Wednesday, June 15, 2022

African Diaspora at Internet Archive: Natalie Curtis Burlin

It looks like this week is turning out to be a week of African American music, so I want to turn back to an important American musicologist who worked on both African and African American music, Natalie Curtis Burlin, and her book, Negro Folk-Songs: The Hampton Series, published in 1918 and 1919. 


This Dover edition combines the series of four small books into a single volume, paginated accordingly, but there is not a new introduction; it's just the contents of the books as Burlin published them, and the introduction to Hampton and to her work there is as she wrote it. Books 1-2 have 8 spirituals, while Books 3-4 have 8 secular songs. Each song has detailed notes and music for a quartet performance:


It was during her work at Hampton that Burlin met two African students there, C. Kamba Simango, and Madikane Čele, and they wrote a book together: Songs and Tales from the Dark Continent which was published in 1920. The Zulu songs and stories come from Madikane Čele, and the Ndau songs, stories, and proverbs come from C. Kamba Simango. 


I included some of the song-stories from that book in the anthology of stories in The Reader's Guide to African Folktales at the Internet Archive!, here's "How the Animals Dug Their Well."


So, while these books are very dated and reflect many prejudices of their times, Burlin's work is still valuable; in her time, she was an important defender of both African and African American culture generally and of musical culture in particular. You can find out more about her life and career at Wikipedia. She was killed in a car accident in 1921, shortly after completing these two books; she was only 46 years old.

········

(PROMPT) According to the post about Natalie Curtis Burlin, which two African students did Burlin meet during her work at Hampton?

Page layout parsing data:

········

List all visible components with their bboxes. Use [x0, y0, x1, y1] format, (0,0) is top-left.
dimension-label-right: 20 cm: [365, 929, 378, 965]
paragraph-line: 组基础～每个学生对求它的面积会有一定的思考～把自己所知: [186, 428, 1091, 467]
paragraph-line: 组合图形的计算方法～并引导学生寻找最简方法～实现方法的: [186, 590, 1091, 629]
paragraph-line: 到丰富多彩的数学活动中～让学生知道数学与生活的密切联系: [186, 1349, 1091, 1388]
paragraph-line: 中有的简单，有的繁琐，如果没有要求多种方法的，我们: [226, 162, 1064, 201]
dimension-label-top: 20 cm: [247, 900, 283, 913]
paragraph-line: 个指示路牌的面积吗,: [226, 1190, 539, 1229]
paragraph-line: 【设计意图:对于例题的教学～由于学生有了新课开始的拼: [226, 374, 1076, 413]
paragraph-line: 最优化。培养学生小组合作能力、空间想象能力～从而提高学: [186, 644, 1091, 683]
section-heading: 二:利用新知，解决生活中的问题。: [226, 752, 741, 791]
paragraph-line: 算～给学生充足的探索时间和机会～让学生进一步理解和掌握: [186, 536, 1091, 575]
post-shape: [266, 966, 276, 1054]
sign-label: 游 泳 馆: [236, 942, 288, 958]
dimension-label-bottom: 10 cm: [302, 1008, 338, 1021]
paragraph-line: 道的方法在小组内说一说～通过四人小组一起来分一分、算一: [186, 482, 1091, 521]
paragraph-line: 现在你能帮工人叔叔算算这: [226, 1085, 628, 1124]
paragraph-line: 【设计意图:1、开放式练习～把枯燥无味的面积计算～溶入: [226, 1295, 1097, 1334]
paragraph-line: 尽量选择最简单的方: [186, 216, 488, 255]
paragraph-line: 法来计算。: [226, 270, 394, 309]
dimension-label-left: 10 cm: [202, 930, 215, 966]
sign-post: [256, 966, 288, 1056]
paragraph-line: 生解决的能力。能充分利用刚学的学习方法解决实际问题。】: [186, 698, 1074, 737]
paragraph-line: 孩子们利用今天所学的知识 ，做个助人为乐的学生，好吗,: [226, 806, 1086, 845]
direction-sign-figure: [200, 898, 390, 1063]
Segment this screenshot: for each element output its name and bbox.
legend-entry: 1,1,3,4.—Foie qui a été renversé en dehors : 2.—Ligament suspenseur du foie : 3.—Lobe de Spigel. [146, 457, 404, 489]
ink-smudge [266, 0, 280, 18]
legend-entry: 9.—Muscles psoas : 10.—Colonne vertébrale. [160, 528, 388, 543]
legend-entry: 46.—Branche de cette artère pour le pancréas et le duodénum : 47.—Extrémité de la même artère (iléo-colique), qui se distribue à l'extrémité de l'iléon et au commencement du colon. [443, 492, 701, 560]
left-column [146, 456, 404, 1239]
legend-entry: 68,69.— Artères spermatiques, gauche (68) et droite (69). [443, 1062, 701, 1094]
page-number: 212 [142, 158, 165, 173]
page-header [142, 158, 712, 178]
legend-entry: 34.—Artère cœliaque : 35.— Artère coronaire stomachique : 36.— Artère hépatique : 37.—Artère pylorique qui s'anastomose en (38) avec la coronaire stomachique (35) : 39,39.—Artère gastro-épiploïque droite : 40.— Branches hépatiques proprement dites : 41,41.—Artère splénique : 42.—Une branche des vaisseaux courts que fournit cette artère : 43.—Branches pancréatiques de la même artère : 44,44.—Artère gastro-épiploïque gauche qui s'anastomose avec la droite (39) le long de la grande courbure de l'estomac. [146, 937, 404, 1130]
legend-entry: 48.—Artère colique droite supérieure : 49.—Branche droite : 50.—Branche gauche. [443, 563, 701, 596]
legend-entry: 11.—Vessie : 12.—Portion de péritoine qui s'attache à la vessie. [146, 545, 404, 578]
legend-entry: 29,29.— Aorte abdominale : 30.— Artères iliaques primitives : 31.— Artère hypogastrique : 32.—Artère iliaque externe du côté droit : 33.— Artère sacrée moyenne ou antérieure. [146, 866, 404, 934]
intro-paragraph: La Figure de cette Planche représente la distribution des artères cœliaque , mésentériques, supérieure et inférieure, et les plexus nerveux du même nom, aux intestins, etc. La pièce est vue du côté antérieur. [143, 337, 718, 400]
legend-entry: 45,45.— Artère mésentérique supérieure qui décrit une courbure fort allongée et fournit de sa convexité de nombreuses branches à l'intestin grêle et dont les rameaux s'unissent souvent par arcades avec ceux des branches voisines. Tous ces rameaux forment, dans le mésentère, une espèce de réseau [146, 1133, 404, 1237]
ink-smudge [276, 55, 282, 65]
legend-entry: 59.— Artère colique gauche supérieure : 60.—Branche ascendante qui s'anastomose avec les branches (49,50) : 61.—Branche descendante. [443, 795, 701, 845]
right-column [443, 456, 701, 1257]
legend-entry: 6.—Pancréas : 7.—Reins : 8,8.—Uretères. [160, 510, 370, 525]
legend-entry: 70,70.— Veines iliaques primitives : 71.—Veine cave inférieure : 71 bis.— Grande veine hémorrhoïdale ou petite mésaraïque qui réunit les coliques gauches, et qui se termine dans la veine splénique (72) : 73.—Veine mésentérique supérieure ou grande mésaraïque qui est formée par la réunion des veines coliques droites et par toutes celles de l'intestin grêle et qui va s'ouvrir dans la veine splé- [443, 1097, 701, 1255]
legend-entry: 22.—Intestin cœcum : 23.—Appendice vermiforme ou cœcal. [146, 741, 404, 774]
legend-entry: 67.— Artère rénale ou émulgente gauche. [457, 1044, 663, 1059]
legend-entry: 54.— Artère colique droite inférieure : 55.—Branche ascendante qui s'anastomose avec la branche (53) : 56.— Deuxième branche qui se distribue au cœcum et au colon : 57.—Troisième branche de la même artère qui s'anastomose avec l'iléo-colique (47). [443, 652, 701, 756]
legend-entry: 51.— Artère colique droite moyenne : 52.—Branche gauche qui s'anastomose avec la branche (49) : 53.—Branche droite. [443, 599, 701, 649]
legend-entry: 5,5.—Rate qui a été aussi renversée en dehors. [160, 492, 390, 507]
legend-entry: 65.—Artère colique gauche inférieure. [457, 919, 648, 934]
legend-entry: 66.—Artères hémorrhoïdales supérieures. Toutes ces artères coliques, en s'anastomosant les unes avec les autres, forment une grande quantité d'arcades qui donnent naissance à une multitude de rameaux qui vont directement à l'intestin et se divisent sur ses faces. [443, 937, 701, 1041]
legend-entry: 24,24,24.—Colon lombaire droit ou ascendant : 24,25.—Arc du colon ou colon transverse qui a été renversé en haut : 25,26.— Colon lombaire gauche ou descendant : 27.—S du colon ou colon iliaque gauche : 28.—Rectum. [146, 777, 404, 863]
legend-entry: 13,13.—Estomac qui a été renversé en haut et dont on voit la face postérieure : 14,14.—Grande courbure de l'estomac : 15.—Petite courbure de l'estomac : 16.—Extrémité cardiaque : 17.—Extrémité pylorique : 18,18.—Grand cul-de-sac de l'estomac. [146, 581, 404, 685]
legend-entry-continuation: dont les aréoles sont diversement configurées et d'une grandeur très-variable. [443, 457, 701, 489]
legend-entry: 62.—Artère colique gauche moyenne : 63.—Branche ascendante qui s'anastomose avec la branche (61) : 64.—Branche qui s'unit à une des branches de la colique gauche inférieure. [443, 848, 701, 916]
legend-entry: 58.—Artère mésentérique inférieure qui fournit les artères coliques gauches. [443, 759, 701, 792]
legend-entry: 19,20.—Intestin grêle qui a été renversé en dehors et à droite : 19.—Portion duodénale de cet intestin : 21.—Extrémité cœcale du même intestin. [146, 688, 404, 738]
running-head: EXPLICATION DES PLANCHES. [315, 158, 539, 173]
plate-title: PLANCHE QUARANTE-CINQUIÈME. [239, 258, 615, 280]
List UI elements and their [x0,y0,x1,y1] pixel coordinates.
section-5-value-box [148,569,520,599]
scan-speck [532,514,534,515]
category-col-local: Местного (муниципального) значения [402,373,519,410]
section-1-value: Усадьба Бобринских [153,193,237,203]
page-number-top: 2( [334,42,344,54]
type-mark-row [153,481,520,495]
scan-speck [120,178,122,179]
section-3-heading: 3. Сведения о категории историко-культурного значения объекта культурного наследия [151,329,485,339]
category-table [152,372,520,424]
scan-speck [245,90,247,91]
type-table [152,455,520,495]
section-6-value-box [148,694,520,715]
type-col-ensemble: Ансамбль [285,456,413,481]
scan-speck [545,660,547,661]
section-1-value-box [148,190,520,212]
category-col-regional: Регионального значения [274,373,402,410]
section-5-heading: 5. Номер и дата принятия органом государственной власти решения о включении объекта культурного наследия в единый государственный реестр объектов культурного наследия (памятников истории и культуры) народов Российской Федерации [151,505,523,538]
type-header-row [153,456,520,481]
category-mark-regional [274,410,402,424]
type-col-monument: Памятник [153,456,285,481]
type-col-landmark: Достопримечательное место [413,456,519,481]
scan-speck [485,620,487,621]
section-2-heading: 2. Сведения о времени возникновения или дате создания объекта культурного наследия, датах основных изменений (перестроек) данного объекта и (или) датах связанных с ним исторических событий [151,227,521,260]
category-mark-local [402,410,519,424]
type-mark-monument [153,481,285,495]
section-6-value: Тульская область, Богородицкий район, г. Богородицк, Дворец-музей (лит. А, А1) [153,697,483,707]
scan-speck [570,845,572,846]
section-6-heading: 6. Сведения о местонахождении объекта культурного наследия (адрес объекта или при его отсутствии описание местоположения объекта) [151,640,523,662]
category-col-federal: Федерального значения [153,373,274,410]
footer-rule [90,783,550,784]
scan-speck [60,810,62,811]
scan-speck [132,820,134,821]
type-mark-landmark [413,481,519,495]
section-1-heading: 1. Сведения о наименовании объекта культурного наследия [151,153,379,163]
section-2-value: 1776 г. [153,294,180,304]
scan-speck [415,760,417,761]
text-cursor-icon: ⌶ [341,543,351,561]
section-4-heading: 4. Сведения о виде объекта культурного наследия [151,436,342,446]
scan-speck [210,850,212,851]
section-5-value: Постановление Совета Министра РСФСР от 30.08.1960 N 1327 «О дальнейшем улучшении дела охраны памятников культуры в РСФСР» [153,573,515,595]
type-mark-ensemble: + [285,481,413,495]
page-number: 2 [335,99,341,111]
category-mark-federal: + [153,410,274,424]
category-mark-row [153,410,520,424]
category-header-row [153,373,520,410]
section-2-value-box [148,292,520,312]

········

(TASK RESPONSE) C. Kamba Simango and Madikane Čele.